++++ Data section

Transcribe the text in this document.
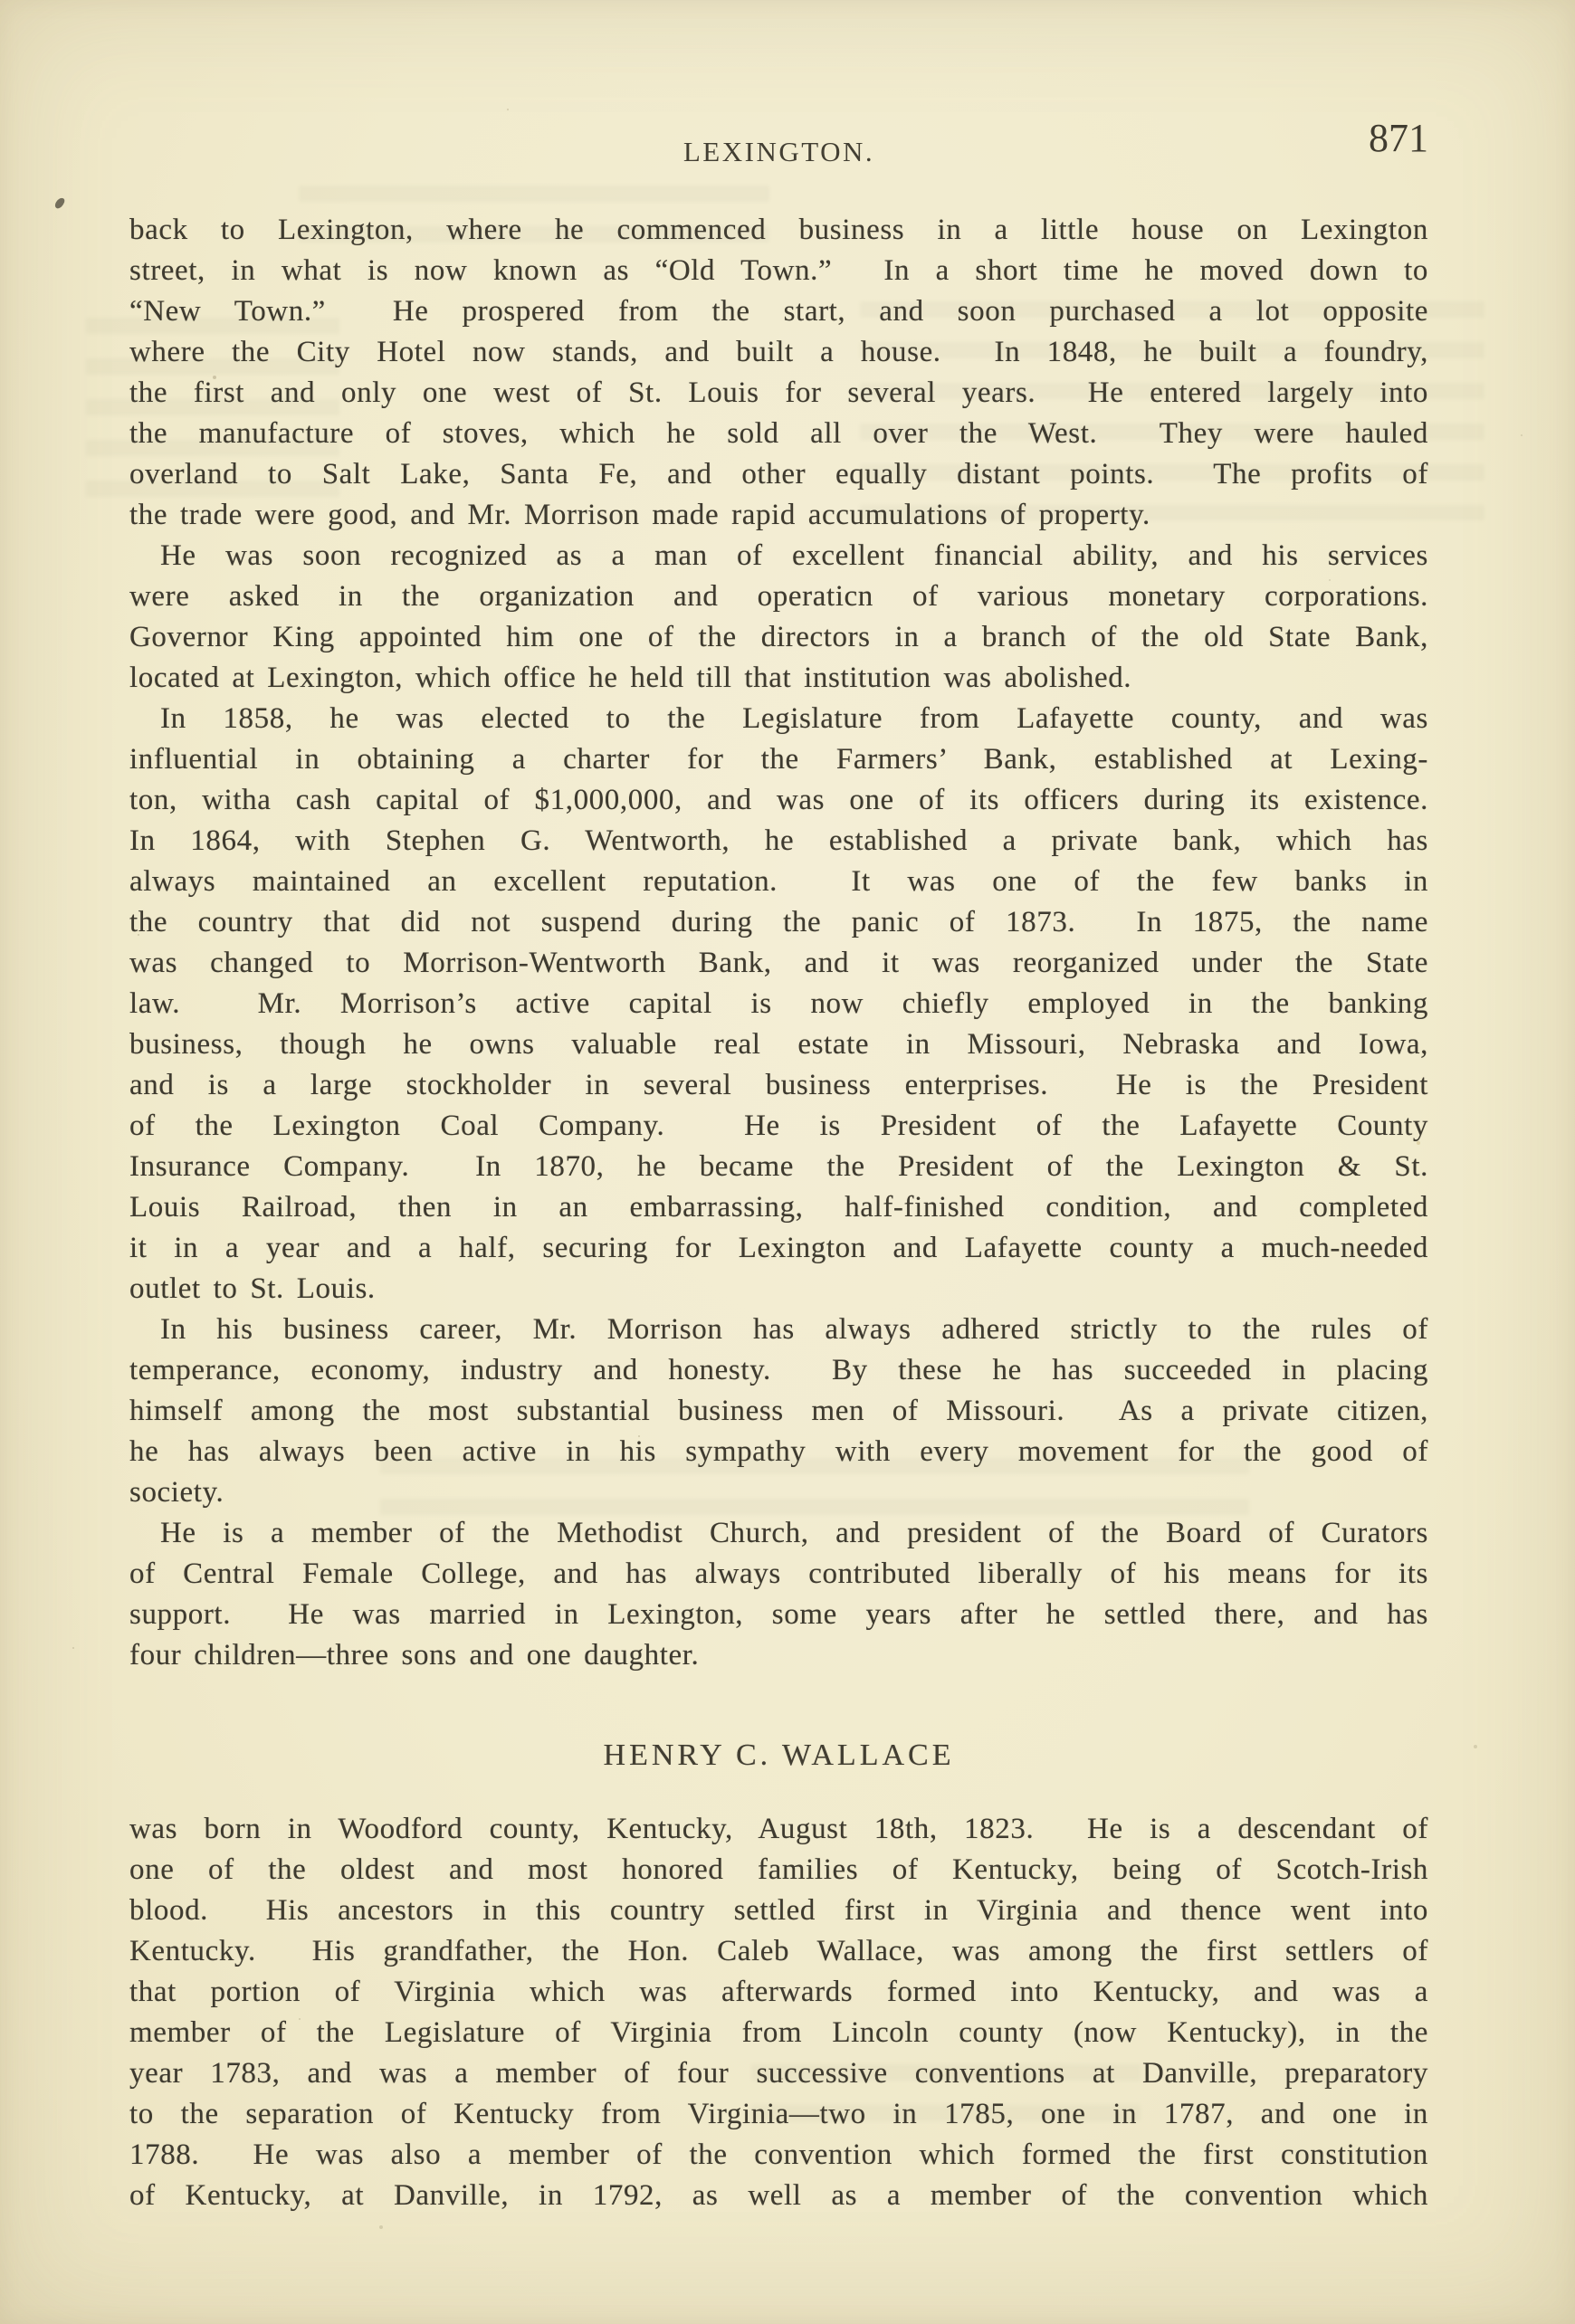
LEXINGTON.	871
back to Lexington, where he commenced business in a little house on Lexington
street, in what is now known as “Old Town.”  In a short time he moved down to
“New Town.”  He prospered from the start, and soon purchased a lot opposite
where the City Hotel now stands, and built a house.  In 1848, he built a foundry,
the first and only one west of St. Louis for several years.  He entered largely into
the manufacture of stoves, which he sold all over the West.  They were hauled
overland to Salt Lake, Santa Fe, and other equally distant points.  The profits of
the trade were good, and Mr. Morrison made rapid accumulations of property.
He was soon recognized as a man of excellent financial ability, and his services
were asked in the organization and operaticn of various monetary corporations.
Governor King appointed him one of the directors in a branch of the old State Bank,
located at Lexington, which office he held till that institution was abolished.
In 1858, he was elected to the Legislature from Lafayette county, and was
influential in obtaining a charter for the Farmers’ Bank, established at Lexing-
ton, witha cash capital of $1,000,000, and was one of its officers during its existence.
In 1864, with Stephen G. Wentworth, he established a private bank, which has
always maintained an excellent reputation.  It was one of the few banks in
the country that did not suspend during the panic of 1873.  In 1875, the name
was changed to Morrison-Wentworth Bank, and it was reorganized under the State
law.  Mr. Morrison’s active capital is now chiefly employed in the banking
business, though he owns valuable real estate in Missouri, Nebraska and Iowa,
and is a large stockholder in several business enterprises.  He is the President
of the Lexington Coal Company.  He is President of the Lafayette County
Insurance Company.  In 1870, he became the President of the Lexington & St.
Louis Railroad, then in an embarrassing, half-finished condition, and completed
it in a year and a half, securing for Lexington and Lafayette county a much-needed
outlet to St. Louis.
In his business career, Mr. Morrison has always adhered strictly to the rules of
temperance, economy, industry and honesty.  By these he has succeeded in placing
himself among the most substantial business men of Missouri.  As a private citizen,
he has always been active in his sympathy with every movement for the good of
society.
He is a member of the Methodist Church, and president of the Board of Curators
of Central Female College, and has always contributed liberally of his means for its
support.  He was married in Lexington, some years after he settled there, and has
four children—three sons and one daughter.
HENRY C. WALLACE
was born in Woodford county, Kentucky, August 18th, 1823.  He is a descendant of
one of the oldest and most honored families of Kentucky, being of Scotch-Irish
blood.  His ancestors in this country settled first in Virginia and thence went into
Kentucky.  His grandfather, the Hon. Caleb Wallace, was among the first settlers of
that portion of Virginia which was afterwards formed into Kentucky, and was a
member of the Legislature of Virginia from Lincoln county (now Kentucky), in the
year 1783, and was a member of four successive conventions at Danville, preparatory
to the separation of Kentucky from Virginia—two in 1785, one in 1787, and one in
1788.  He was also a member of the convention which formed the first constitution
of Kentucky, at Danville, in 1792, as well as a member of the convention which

++++++++
++++ Data section

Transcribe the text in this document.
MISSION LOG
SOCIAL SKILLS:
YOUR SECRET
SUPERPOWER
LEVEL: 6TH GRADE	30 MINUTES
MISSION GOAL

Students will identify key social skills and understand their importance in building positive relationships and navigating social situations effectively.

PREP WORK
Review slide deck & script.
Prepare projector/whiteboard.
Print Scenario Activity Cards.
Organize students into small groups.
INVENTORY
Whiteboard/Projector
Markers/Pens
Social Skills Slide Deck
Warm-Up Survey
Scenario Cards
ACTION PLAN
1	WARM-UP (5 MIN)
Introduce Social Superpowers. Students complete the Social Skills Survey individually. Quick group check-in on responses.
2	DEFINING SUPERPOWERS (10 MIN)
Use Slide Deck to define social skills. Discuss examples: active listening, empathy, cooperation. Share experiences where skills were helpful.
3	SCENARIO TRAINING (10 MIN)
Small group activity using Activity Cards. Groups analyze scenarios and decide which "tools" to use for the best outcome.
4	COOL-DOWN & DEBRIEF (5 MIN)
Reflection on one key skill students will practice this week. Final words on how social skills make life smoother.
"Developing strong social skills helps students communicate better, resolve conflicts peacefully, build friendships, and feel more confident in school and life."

++++++++

■ **Task brief**
Copy out each line that contains the word "settled".

■ **Complete answer**
support.  He was married in Lexington, some years after he settled there, and has
blood.  His ancestors in this country settled first in Virginia and thence went into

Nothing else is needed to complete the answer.